**REQUIREMENTS:** State the number of lines in these records holding "color". Say nothing more.

**SOURCE MATERIAL:**
○ ○ ○ ○ ○ ○ ○

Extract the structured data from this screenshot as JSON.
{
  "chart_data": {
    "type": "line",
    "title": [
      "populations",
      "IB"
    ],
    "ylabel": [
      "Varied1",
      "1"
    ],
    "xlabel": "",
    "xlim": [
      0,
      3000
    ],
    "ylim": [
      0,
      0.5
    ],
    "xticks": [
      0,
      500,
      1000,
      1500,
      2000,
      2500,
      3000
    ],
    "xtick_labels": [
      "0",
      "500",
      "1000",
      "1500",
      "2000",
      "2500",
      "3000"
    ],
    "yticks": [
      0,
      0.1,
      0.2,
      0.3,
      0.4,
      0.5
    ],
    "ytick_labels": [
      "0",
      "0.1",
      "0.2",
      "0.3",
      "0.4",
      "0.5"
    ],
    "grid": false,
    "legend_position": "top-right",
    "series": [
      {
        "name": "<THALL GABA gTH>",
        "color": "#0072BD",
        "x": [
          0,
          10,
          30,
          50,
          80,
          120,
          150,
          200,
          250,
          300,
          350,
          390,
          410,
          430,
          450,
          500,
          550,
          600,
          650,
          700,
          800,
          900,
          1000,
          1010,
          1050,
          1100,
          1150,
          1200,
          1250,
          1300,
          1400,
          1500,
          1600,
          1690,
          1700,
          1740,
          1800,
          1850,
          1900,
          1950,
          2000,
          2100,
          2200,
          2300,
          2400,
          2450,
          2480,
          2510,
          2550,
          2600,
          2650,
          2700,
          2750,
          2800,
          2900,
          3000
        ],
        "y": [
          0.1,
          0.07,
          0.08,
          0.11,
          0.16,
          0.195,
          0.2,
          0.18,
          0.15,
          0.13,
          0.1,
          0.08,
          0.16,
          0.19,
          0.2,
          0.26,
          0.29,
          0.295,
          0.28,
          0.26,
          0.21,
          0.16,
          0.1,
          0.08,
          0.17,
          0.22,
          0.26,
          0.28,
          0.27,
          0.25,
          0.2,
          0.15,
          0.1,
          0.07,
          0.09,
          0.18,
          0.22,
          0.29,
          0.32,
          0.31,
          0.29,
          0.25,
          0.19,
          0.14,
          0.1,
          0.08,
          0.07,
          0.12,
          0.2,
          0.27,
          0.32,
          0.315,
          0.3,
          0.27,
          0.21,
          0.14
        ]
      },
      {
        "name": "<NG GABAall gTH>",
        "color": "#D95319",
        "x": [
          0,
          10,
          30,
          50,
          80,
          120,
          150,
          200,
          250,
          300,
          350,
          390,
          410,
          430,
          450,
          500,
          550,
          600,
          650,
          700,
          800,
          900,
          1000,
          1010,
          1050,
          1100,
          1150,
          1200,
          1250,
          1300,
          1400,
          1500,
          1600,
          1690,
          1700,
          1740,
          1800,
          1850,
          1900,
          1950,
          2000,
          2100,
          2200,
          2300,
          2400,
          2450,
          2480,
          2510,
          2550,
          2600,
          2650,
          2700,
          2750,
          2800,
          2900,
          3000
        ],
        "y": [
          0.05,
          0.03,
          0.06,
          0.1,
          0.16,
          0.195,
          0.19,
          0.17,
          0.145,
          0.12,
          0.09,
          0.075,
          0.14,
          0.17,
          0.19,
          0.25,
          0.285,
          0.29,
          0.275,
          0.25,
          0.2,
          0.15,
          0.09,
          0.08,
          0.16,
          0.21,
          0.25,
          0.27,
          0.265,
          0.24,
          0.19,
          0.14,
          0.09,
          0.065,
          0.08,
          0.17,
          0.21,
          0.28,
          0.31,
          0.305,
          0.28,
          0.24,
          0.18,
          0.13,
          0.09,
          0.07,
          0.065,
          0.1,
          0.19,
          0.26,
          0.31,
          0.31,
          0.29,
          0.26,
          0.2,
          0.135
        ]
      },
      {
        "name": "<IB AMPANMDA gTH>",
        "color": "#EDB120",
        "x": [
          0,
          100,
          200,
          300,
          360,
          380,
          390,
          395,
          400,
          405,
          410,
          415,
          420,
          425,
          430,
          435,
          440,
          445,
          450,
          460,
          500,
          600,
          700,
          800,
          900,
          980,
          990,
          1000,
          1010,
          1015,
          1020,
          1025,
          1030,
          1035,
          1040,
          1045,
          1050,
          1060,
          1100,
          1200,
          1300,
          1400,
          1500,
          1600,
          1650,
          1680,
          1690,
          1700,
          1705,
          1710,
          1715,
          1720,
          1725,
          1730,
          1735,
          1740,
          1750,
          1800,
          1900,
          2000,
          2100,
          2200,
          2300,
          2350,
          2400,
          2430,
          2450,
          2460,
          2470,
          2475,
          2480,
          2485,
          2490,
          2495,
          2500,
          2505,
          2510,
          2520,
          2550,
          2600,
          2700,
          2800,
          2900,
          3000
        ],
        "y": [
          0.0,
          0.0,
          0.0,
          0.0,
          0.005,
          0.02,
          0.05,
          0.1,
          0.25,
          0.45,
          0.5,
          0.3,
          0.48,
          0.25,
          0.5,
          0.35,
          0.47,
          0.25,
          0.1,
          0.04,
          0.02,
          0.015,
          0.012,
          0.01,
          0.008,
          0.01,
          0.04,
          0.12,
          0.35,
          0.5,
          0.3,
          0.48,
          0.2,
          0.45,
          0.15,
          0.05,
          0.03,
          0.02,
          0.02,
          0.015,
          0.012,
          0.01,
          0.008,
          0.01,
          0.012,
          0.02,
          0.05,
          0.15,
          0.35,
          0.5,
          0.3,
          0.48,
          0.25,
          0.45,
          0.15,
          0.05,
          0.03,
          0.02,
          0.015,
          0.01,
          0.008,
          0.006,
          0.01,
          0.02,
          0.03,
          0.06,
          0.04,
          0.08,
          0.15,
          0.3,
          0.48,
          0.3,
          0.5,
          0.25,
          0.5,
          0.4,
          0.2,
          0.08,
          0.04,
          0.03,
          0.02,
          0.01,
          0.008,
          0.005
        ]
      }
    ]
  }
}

○ ○ ○ ○ ○ ○ ○

**THE OUTPUT:** 3